Data to use:
────────────────
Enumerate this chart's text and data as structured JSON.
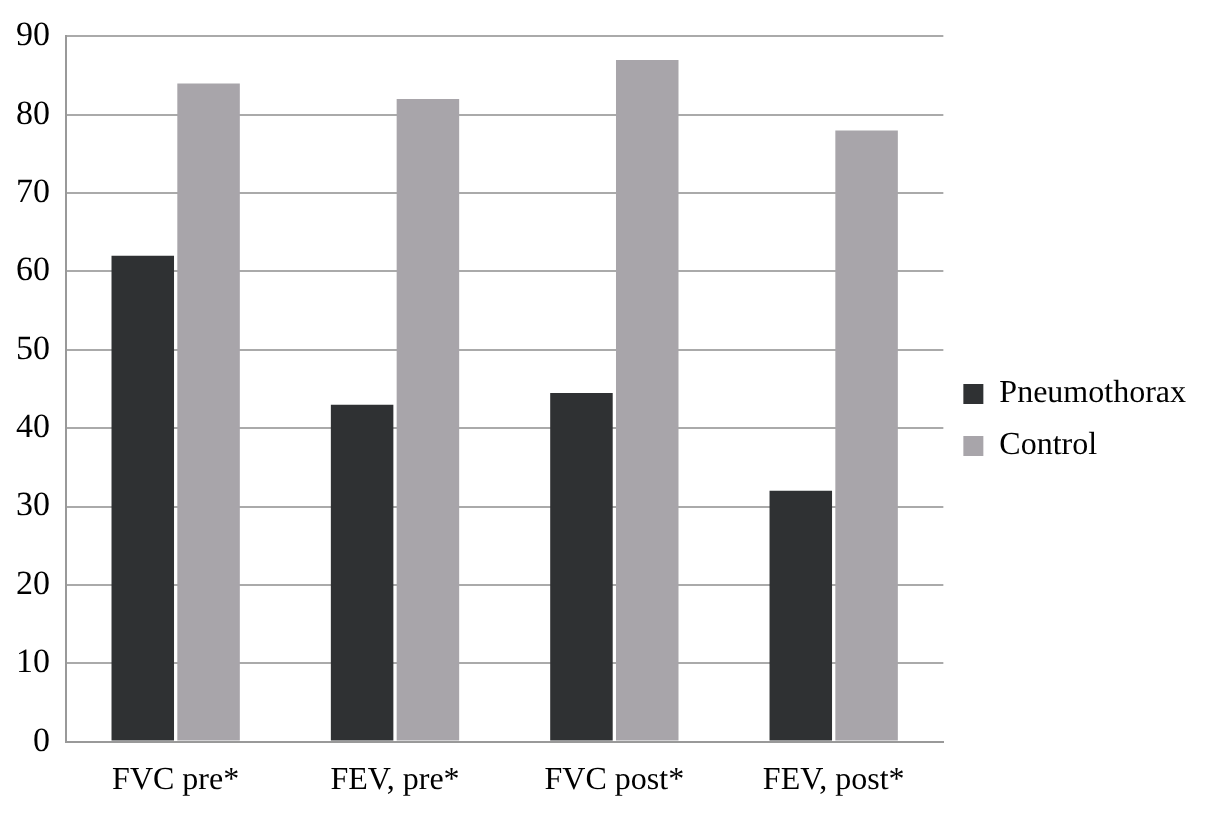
{
  "chart_data": {
    "type": "bar",
    "categories": [
      "FVC pre*",
      "FEV, pre*",
      "FVC post*",
      "FEV, post*"
    ],
    "series": [
      {
        "name": "Pneumothorax",
        "color": "#2f3133",
        "values": [
          62,
          43,
          44.5,
          32
        ]
      },
      {
        "name": "Control",
        "color": "#a8a5aa",
        "values": [
          84,
          82,
          87,
          78
        ]
      }
    ],
    "ylim": [
      0,
      90
    ],
    "yticks": [
      0,
      10,
      20,
      30,
      40,
      50,
      60,
      70,
      80,
      90
    ],
    "grid": "y",
    "legend": "right"
  }
}
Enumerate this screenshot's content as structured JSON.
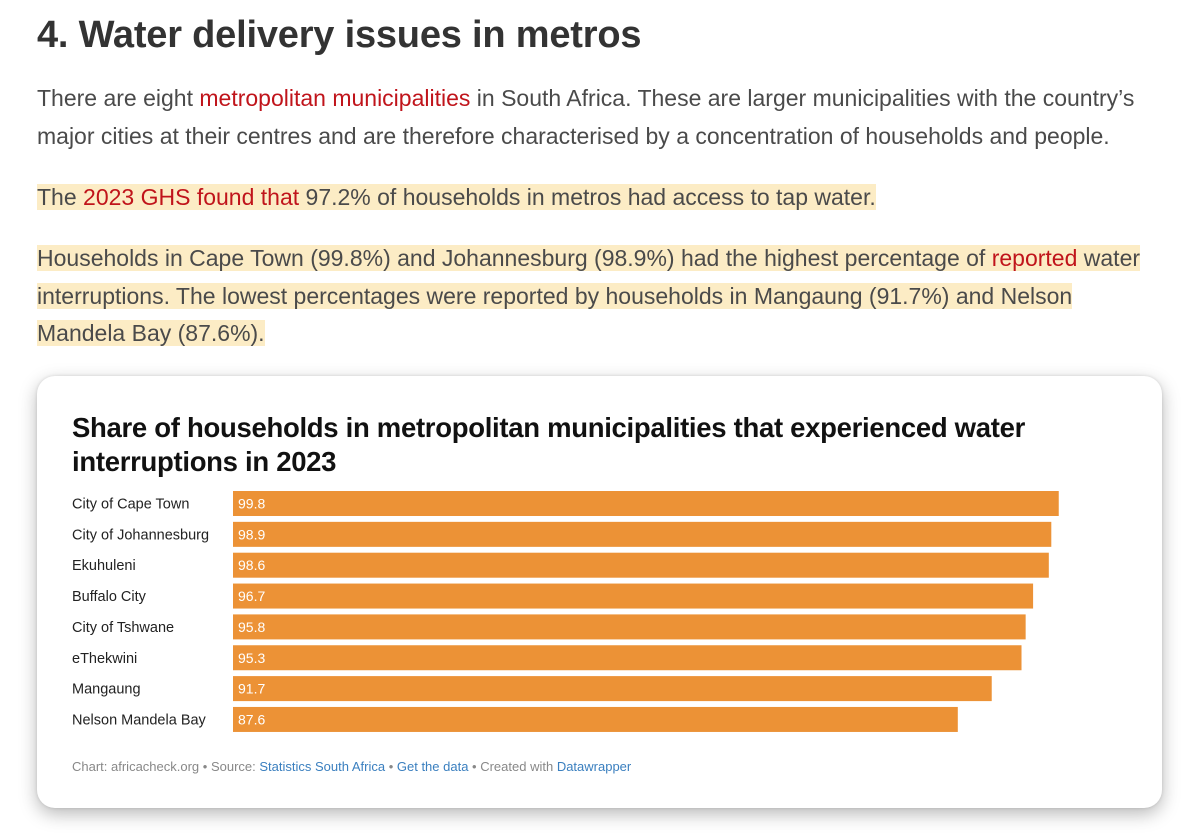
{
  "article": {
    "heading": "4. Water delivery issues in metros",
    "p1": {
      "pre": "There are eight ",
      "link": "metropolitan municipalities",
      "post": " in South Africa. These are larger municipalities with the country’s major cities at their centres and are therefore characterised by a concentration of households and people."
    },
    "p2": {
      "pre": "The ",
      "link": "2023 GHS found that",
      "post": " 97.2% of households in metros had access to tap water."
    },
    "p3": {
      "pre": "Households in Cape Town (99.8%) and Johannesburg (98.9%) had the highest percentage of ",
      "link": "reported",
      "post": " water interruptions. The lowest percentages were reported by households in Mangaung (91.7%) and Nelson Mandela Bay (87.6%)."
    }
  },
  "colors": {
    "bar": "#ec9236",
    "link": "#c0141b",
    "highlight": "#fcecc5",
    "footer_link": "#3a7fbf"
  },
  "chart_data": {
    "type": "bar",
    "orientation": "horizontal",
    "title": "Share of households in metropolitan municipalities that experienced water interruptions in 2023",
    "categories": [
      "City of Cape Town",
      "City of Johannesburg",
      "Ekuhuleni",
      "Buffalo City",
      "City of Tshwane",
      "eThekwini",
      "Mangaung",
      "Nelson Mandela Bay"
    ],
    "values": [
      99.8,
      98.9,
      98.6,
      96.7,
      95.8,
      95.3,
      91.7,
      87.6
    ],
    "xlim": [
      0,
      100
    ],
    "xlabel": "",
    "ylabel": "",
    "grid": false,
    "data_labels": "inside-left"
  },
  "footer": {
    "prefix": "Chart: africacheck.org • Source: ",
    "source_link": "Statistics South Africa",
    "sep1": " • ",
    "data_link": "Get the data",
    "sep2": " • Created with ",
    "tool_link": "Datawrapper"
  }
}
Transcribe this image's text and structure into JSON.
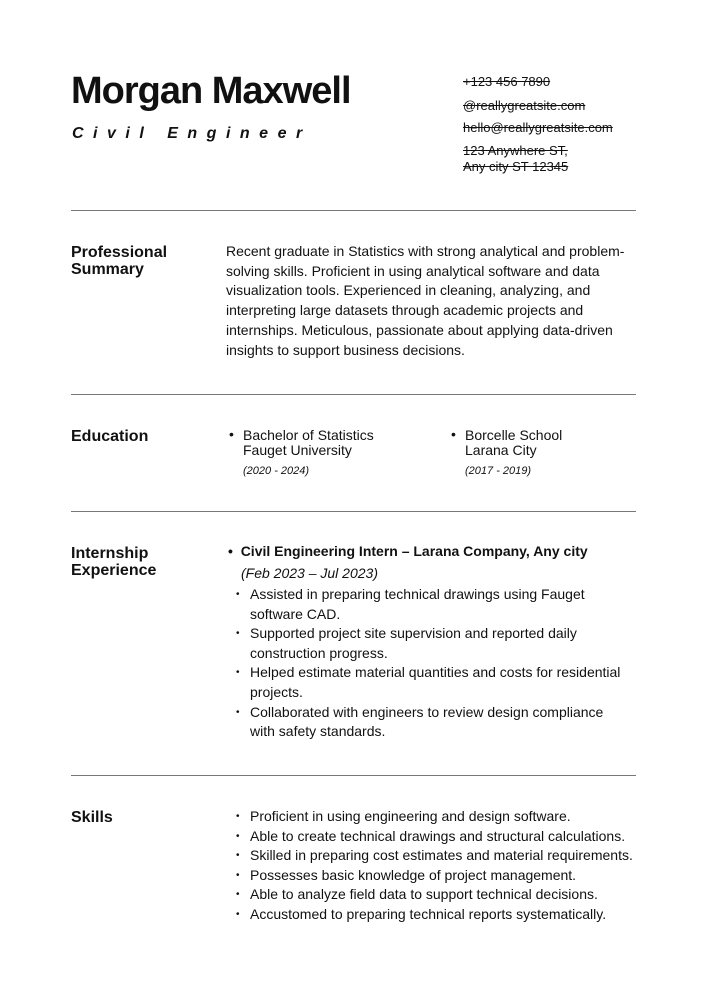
{
  "header": {
    "name": "Morgan Maxwell",
    "title": "Civil Engineer",
    "contact": [
      "+123 456 7890",
      "@reallygreatsite.com",
      "hello@reallygreatsite.com",
      "123 Anywhere ST,",
      "Any city ST 12345"
    ]
  },
  "summary": {
    "heading_1": "Professional",
    "heading_2": "Summary",
    "lines": [
      "Recent graduate in Statistics with strong analytical and problem-",
      "solving skills. Proficient in using analytical software and data",
      "visualization tools. Experienced in cleaning, analyzing, and",
      "interpreting large datasets through academic projects and",
      "internships. Meticulous, passionate about applying data-driven",
      "insights to support business decisions."
    ]
  },
  "education": {
    "heading": "Education",
    "items": [
      {
        "degree": "Bachelor of Statistics",
        "school": "Fauget University",
        "dates": "(2020 - 2024)"
      },
      {
        "degree": "Borcelle School",
        "school": "Larana City",
        "dates": "(2017 - 2019)"
      }
    ]
  },
  "internship": {
    "heading_1": "Internship",
    "heading_2": "Experience",
    "role": "Civil Engineering Intern – Larana Company, Any city",
    "dates": "(Feb 2023 – Jul 2023)",
    "bullets": [
      [
        "Assisted in preparing technical drawings using Fauget",
        "software CAD."
      ],
      [
        "Supported project site supervision and reported daily",
        "construction progress."
      ],
      [
        "Helped estimate material quantities and costs for residential",
        "projects."
      ],
      [
        "Collaborated with engineers to review design compliance",
        "with safety standards."
      ]
    ]
  },
  "skills": {
    "heading": "Skills",
    "items": [
      "Proficient in using engineering and design software.",
      "Able to create technical drawings and structural calculations.",
      "Skilled in preparing cost estimates and material requirements.",
      "Possesses basic knowledge of project management.",
      "Able to analyze field data to support technical decisions.",
      "Accustomed to preparing technical reports systematically."
    ]
  }
}
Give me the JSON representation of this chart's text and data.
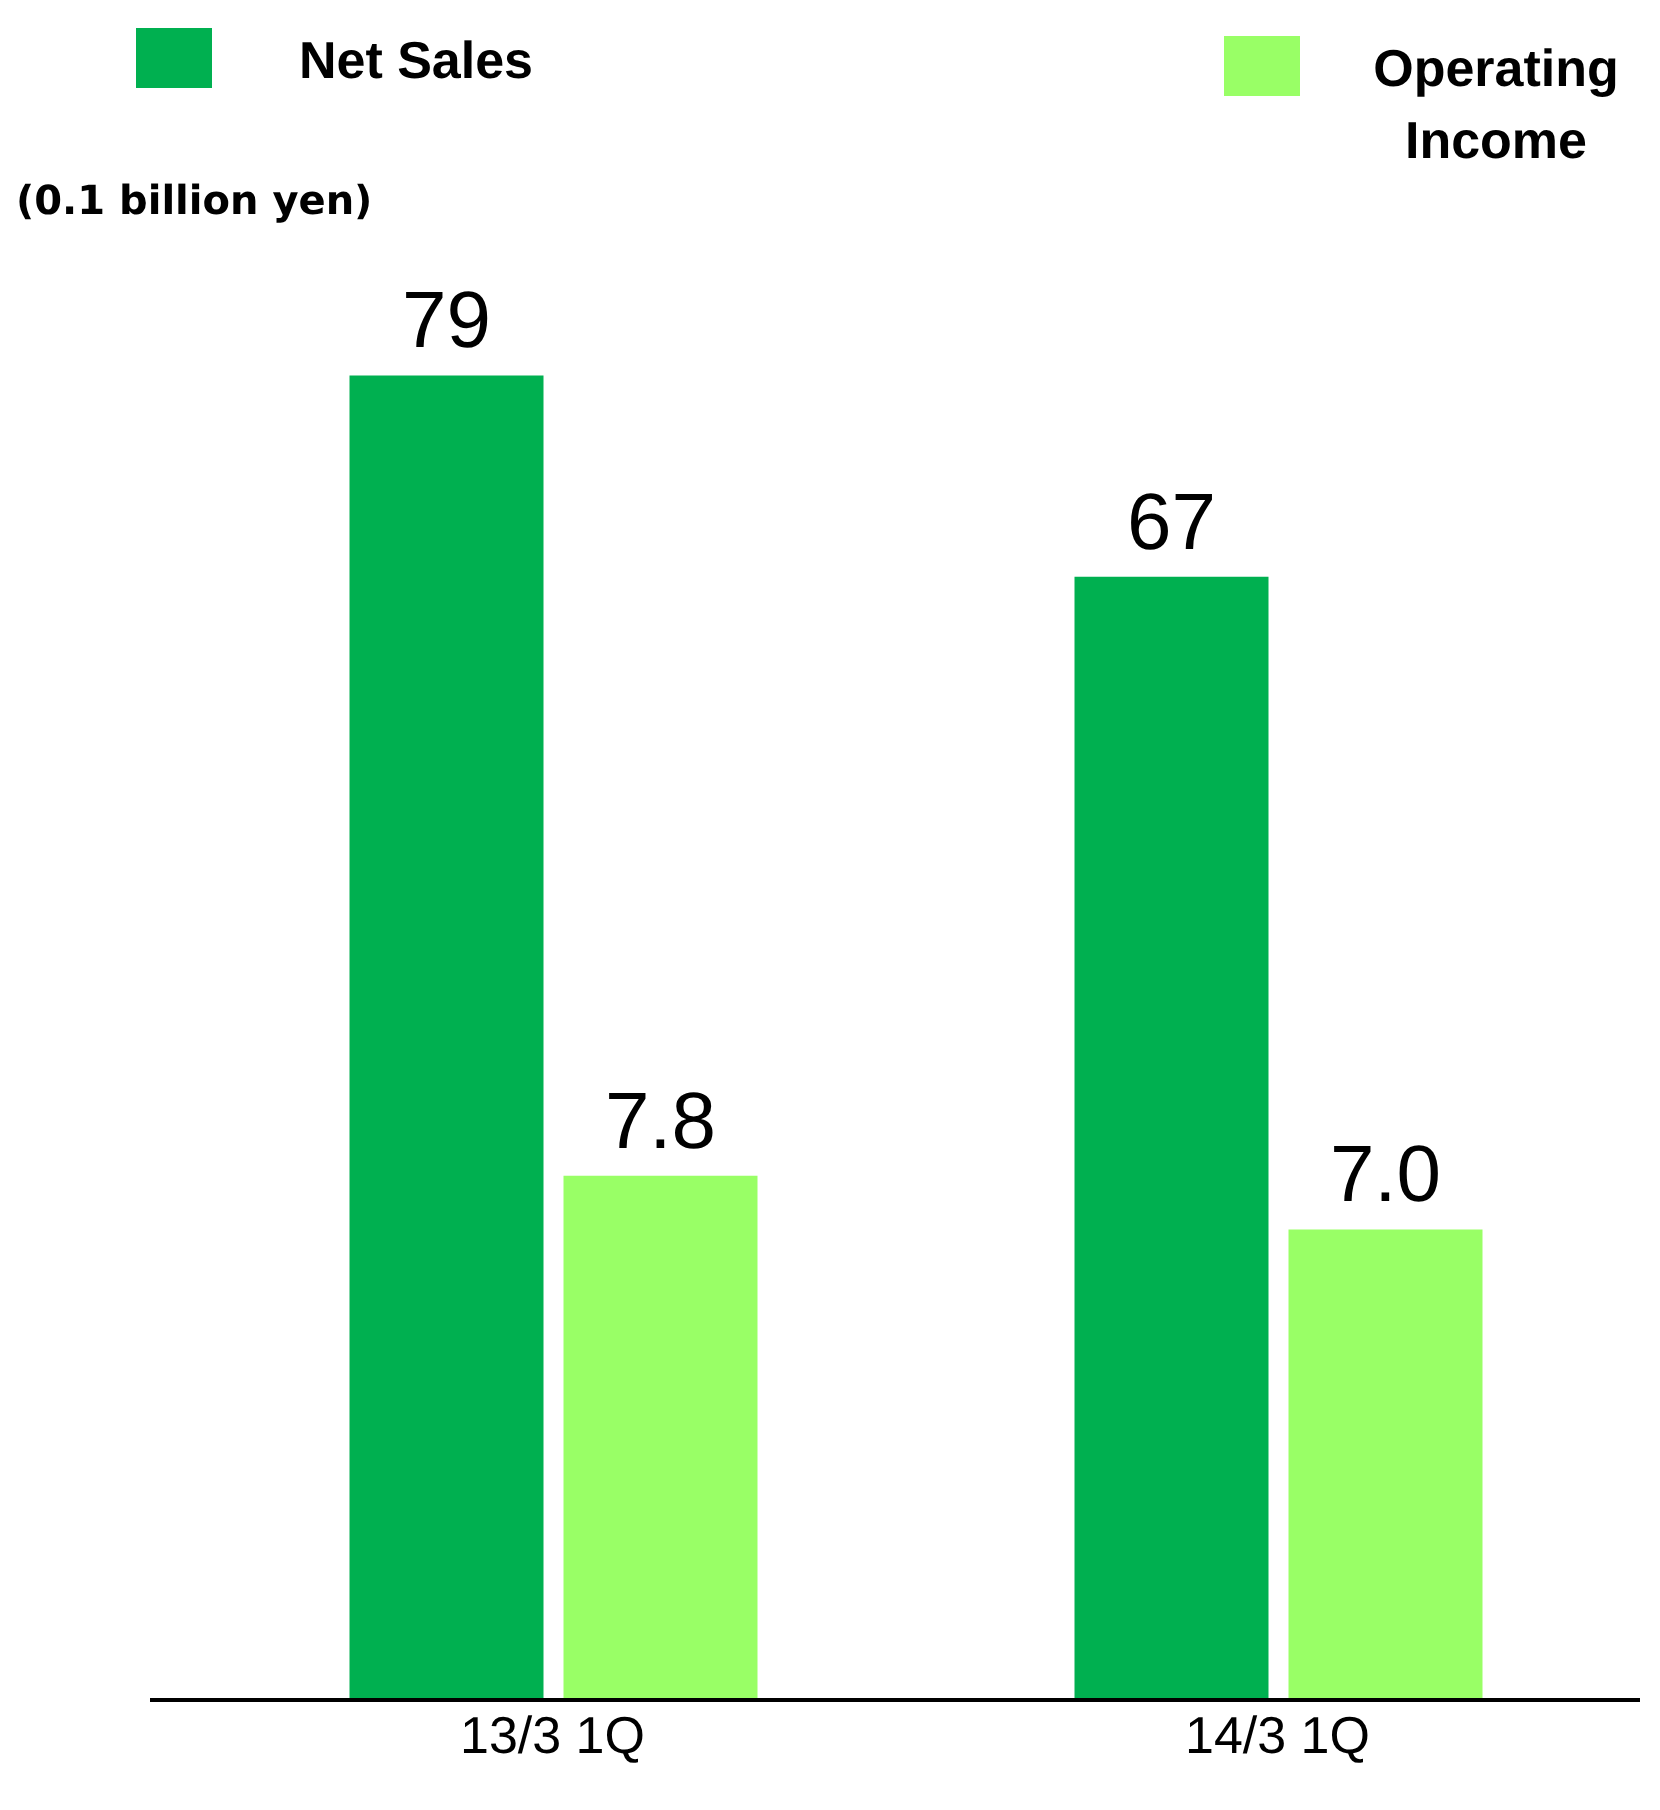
{
  "chart_data": {
    "type": "bar",
    "ylabel": "(0.1 billion yen)",
    "categories": [
      "13/3  1Q",
      "14/3  1Q"
    ],
    "series": [
      {
        "name": "Net Sales",
        "color": "#00b050",
        "values": [
          79,
          67
        ]
      },
      {
        "name": "Operating Income",
        "color": "#99ff66",
        "values": [
          7.8,
          7.0
        ],
        "axis": "y2",
        "value_labels": [
          "7.8",
          "7.0"
        ]
      }
    ],
    "data_labels": true,
    "legend": "top",
    "grid": false,
    "tick_labels": "x"
  }
}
────────────────
Stated task:
Read through the data and copy every line where "software" shows up.

The result:
      "solving skills. Proficient in using analytical software and data",
        "software CAD."
      "Proficient in using engineering and design software.",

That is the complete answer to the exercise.